**PROBLEM TO WORK ON**
Restate all of the entries exactly, dropping any pictures they hold.

** start RECORDS FOR THE EXERCISE **

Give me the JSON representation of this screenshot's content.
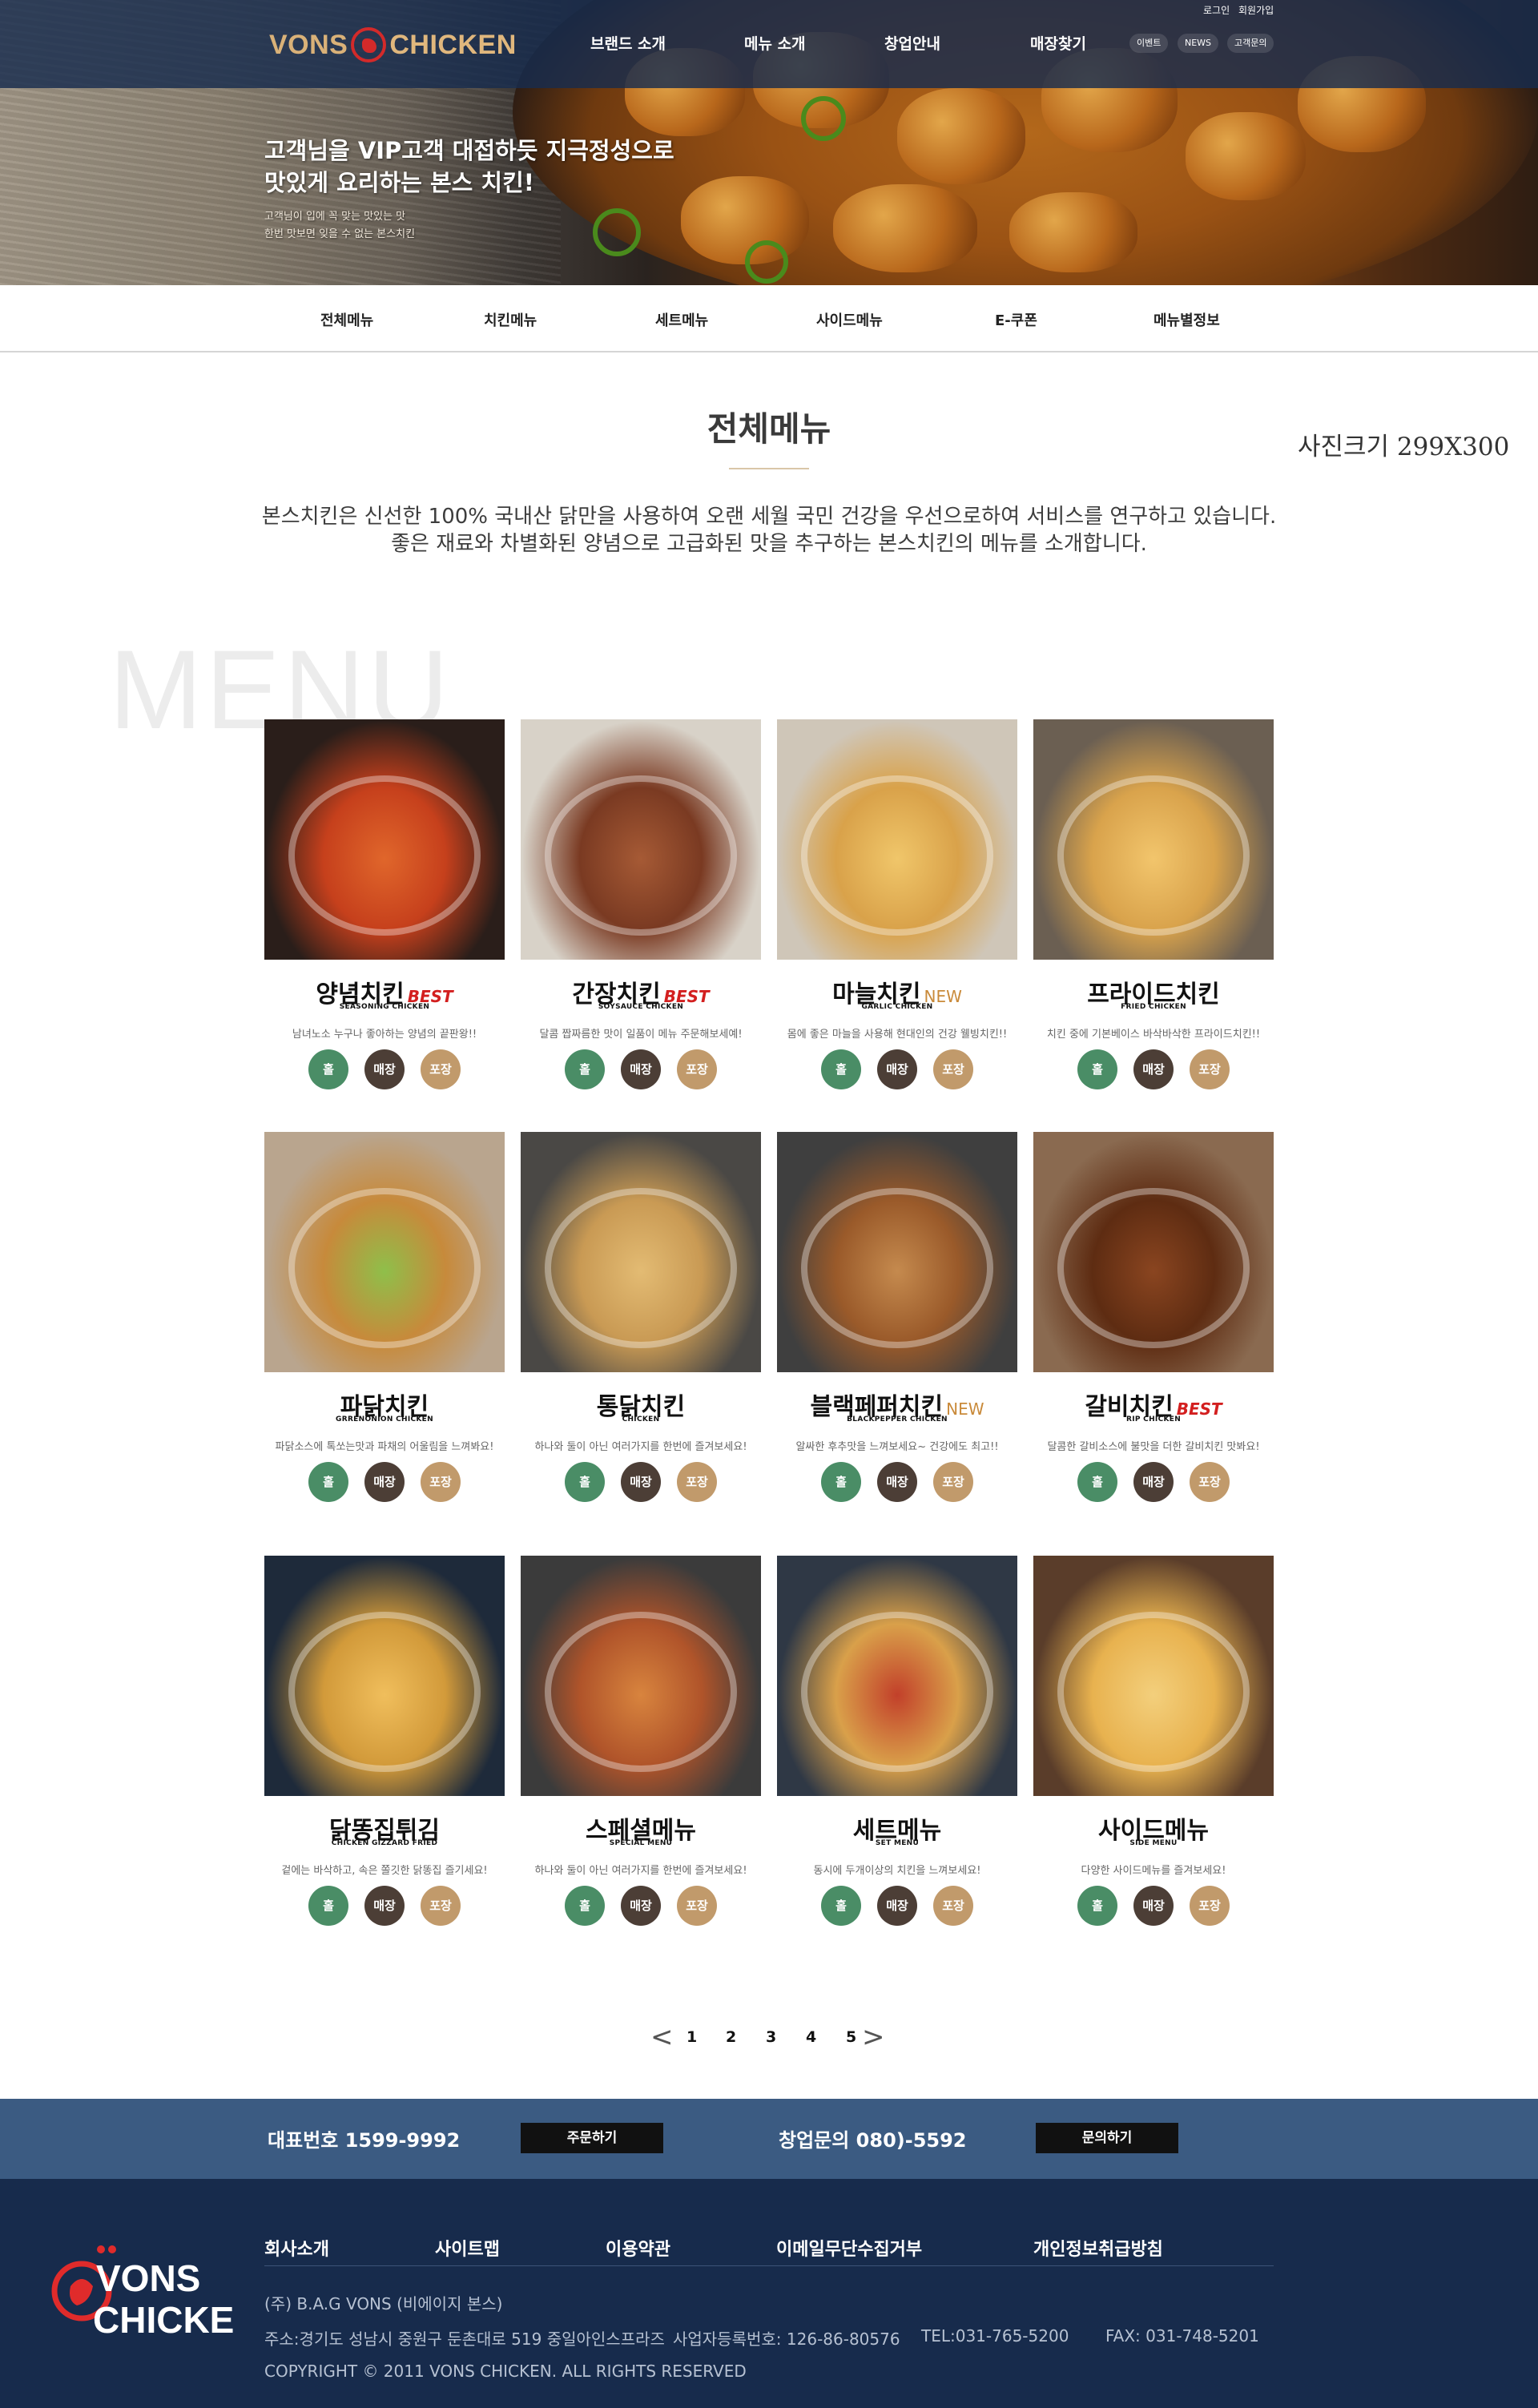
{
  "header": {
    "logo_left": "VONS",
    "logo_right": "CHICKEN",
    "util_links": [
      "로그인",
      "회원가입"
    ],
    "gnb": [
      "브랜드 소개",
      "메뉴 소개",
      "창업안내",
      "매장찾기"
    ],
    "pills": [
      "이벤트",
      "NEWS",
      "고객문의"
    ]
  },
  "hero": {
    "headline_1": "고객님을 VIP고객 대접하듯 지극정성으로",
    "headline_2": "맛있게 요리하는 본스 치킨!",
    "sub_1": "고객님이 입에 꼭 맞는 맛있는 맛",
    "sub_2": "한번 맛보면 잊을 수 없는 본스치킨"
  },
  "subnav": [
    "전체메뉴",
    "치킨메뉴",
    "세트메뉴",
    "사이드메뉴",
    "E-쿠폰",
    "메뉴별정보"
  ],
  "page": {
    "title": "전체메뉴",
    "size_note": "사진크기 299X300",
    "intro_1": "본스치킨은 신선한 100% 국내산 닭만을 사용하여 오랜 세월 국민 건강을 우선으로하여 서비스를 연구하고 있습니다.",
    "intro_2": "좋은 재료와 차별화된 양념으로 고급화된 맛을 추구하는 본스치킨의 메뉴를 소개합니다.",
    "watermark": "MENU"
  },
  "menu_items": [
    {
      "name": "양념치킨",
      "badge": "BEST",
      "en": "SEASONING CHICKEN",
      "desc": "남녀노소 누구나 좋아하는 양념의 끝판왕!!"
    },
    {
      "name": "간장치킨",
      "badge": "BEST",
      "en": "SOYSAUCE CHICKEN",
      "desc": "달콤 짭짜름한 맛이 일품이 메뉴 주문해보세예!"
    },
    {
      "name": "마늘치킨",
      "badge": "NEW",
      "en": "GARLIC CHICKEN",
      "desc": "몸에 좋은 마늘을 사용해 현대인의 건강 웰빙치킨!!"
    },
    {
      "name": "프라이드치킨",
      "badge": "",
      "en": "FRIED CHICKEN",
      "desc": "치킨 중에 기본베이스 바삭바삭한 프라이드치킨!!"
    },
    {
      "name": "파닭치킨",
      "badge": "",
      "en": "GRRENONION CHICKEN",
      "desc": "파닭소스에 톡쏘는맛과 파채의 어울림을 느껴봐요!"
    },
    {
      "name": "통닭치킨",
      "badge": "",
      "en": "CHICKEN",
      "desc": "하나와 둘이 아닌 여러가지를 한번에 즐겨보세요!"
    },
    {
      "name": "블랙페퍼치킨",
      "badge": "NEW",
      "en": "BLACKPEPPER CHICKEN",
      "desc": "알싸한 후추맛을 느껴보세요~ 건강에도 최고!!"
    },
    {
      "name": "갈비치킨",
      "badge": "BEST",
      "en": "RIP CHICKEN",
      "desc": "달콤한 갈비소스에 불맛을 더한 갈비치킨 맛봐요!"
    },
    {
      "name": "닭똥집튀김",
      "badge": "",
      "en": "CHICKEN GIZZARD FRIED",
      "desc": "겉에는 바삭하고, 속은 쫄깃한 닭똥집 즐기세요!"
    },
    {
      "name": "스페셜메뉴",
      "badge": "",
      "en": "SPECIAL MENU",
      "desc": "하나와 둘이 아닌 여러가지를 한번에 즐겨보세요!"
    },
    {
      "name": "세트메뉴",
      "badge": "",
      "en": "SET MENU",
      "desc": "동시에 두개이상의 치킨을 느껴보세요!"
    },
    {
      "name": "사이드메뉴",
      "badge": "",
      "en": "SIDE MENU",
      "desc": "다양한 사이드메뉴를 즐겨보세요!"
    }
  ],
  "card_buttons": {
    "home": "홀",
    "store": "매장",
    "pack": "포장"
  },
  "pagination": {
    "pages": [
      "1",
      "2",
      "3",
      "4",
      "5"
    ],
    "prev": "<",
    "next": ">"
  },
  "cta": {
    "phone_label": "대표번호 1599-9992",
    "order_btn": "주문하기",
    "startup_label": "창업문의 080)-5592",
    "inquiry_btn": "문의하기"
  },
  "footer": {
    "logo_line1": "VONS",
    "logo_line2": "CHICKEN",
    "links": [
      "회사소개",
      "사이트맵",
      "이용약관",
      "이메일무단수집거부",
      "개인정보취급방침"
    ],
    "company": "(주) B.A.G VONS (비에이지 본스)",
    "address": "주소:경기도 성남시 중원구 둔촌대로 519 중일아인스프라즈",
    "biz_no": "사업자등록번호: 126-86-80576",
    "tel": "TEL:031-765-5200",
    "fax": "FAX: 031-748-5201",
    "copyright": "COPYRIGHT © 2011 VONS CHICKEN. ALL RIGHTS RESERVED"
  },
  "colors": {
    "topbar": "#172c4e",
    "cta": "#3b5b82",
    "footer": "#172b4c",
    "btn_home": "#4a8d66",
    "btn_store": "#4c3e36",
    "btn_pack": "#c19a6b",
    "best": "#d31f1f",
    "new": "#c98a3a"
  }
}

** end RECORDS FOR THE EXERCISE **

**OUTPUT FOR THIS EXERCISE**
Give me the JSON representation of this screenshot's content.
{
  "header": {
    "logo_left": "VONS",
    "logo_right": "CHICKEN",
    "util_links": [
      "로그인",
      "회원가입"
    ],
    "gnb": [
      "브랜드 소개",
      "메뉴 소개",
      "창업안내",
      "매장찾기"
    ],
    "pills": [
      "이벤트",
      "NEWS",
      "고객문의"
    ]
  },
  "hero": {
    "headline_1": "고객님을 VIP고객 대접하듯 지극정성으로",
    "headline_2": "맛있게 요리하는 본스 치킨!",
    "sub_1": "고객님이 입에 꼭 맞는 맛있는 맛",
    "sub_2": "한번 맛보면 잊을 수 없는 본스치킨"
  },
  "subnav": [
    "전체메뉴",
    "치킨메뉴",
    "세트메뉴",
    "사이드메뉴",
    "E-쿠폰",
    "메뉴별정보"
  ],
  "page": {
    "title": "전체메뉴",
    "size_note": "사진크기 299X300",
    "intro_1": "본스치킨은 신선한 100% 국내산 닭만을 사용하여 오랜 세월 국민 건강을 우선으로하여 서비스를 연구하고 있습니다.",
    "intro_2": "좋은 재료와 차별화된 양념으로 고급화된 맛을 추구하는 본스치킨의 메뉴를 소개합니다.",
    "watermark": "MENU"
  },
  "menu_items": [
    {
      "name": "양념치킨",
      "badge": "BEST",
      "en": "SEASONING CHICKEN",
      "desc": "남녀노소 누구나 좋아하는 양념의 끝판왕!!"
    },
    {
      "name": "간장치킨",
      "badge": "BEST",
      "en": "SOYSAUCE CHICKEN",
      "desc": "달콤 짭짜름한 맛이 일품이 메뉴 주문해보세예!"
    },
    {
      "name": "마늘치킨",
      "badge": "NEW",
      "en": "GARLIC CHICKEN",
      "desc": "몸에 좋은 마늘을 사용해 현대인의 건강 웰빙치킨!!"
    },
    {
      "name": "프라이드치킨",
      "badge": "",
      "en": "FRIED CHICKEN",
      "desc": "치킨 중에 기본베이스 바삭바삭한 프라이드치킨!!"
    },
    {
      "name": "파닭치킨",
      "badge": "",
      "en": "GRRENONION CHICKEN",
      "desc": "파닭소스에 톡쏘는맛과 파채의 어울림을 느껴봐요!"
    },
    {
      "name": "통닭치킨",
      "badge": "",
      "en": "CHICKEN",
      "desc": "하나와 둘이 아닌 여러가지를 한번에 즐겨보세요!"
    },
    {
      "name": "블랙페퍼치킨",
      "badge": "NEW",
      "en": "BLACKPEPPER CHICKEN",
      "desc": "알싸한 후추맛을 느껴보세요~ 건강에도 최고!!"
    },
    {
      "name": "갈비치킨",
      "badge": "BEST",
      "en": "RIP CHICKEN",
      "desc": "달콤한 갈비소스에 불맛을 더한 갈비치킨 맛봐요!"
    },
    {
      "name": "닭똥집튀김",
      "badge": "",
      "en": "CHICKEN GIZZARD FRIED",
      "desc": "겉에는 바삭하고, 속은 쫄깃한 닭똥집 즐기세요!"
    },
    {
      "name": "스페셜메뉴",
      "badge": "",
      "en": "SPECIAL MENU",
      "desc": "하나와 둘이 아닌 여러가지를 한번에 즐겨보세요!"
    },
    {
      "name": "세트메뉴",
      "badge": "",
      "en": "SET MENU",
      "desc": "동시에 두개이상의 치킨을 느껴보세요!"
    },
    {
      "name": "사이드메뉴",
      "badge": "",
      "en": "SIDE MENU",
      "desc": "다양한 사이드메뉴를 즐겨보세요!"
    }
  ],
  "card_buttons": {
    "home": "홀",
    "store": "매장",
    "pack": "포장"
  },
  "pagination": {
    "pages": [
      "1",
      "2",
      "3",
      "4",
      "5"
    ],
    "prev": "<",
    "next": ">"
  },
  "cta": {
    "phone_label": "대표번호 1599-9992",
    "order_btn": "주문하기",
    "startup_label": "창업문의 080)-5592",
    "inquiry_btn": "문의하기"
  },
  "footer": {
    "logo_line1": "VONS",
    "logo_line2": "CHICKEN",
    "links": [
      "회사소개",
      "사이트맵",
      "이용약관",
      "이메일무단수집거부",
      "개인정보취급방침"
    ],
    "company": "(주) B.A.G VONS (비에이지 본스)",
    "address": "주소:경기도 성남시 중원구 둔촌대로 519 중일아인스프라즈",
    "biz_no": "사업자등록번호: 126-86-80576",
    "tel": "TEL:031-765-5200",
    "fax": "FAX: 031-748-5201",
    "copyright": "COPYRIGHT © 2011 VONS CHICKEN. ALL RIGHTS RESERVED"
  },
  "colors": {
    "topbar": "#172c4e",
    "cta": "#3b5b82",
    "footer": "#172b4c",
    "btn_home": "#4a8d66",
    "btn_store": "#4c3e36",
    "btn_pack": "#c19a6b",
    "best": "#d31f1f",
    "new": "#c98a3a"
  }
}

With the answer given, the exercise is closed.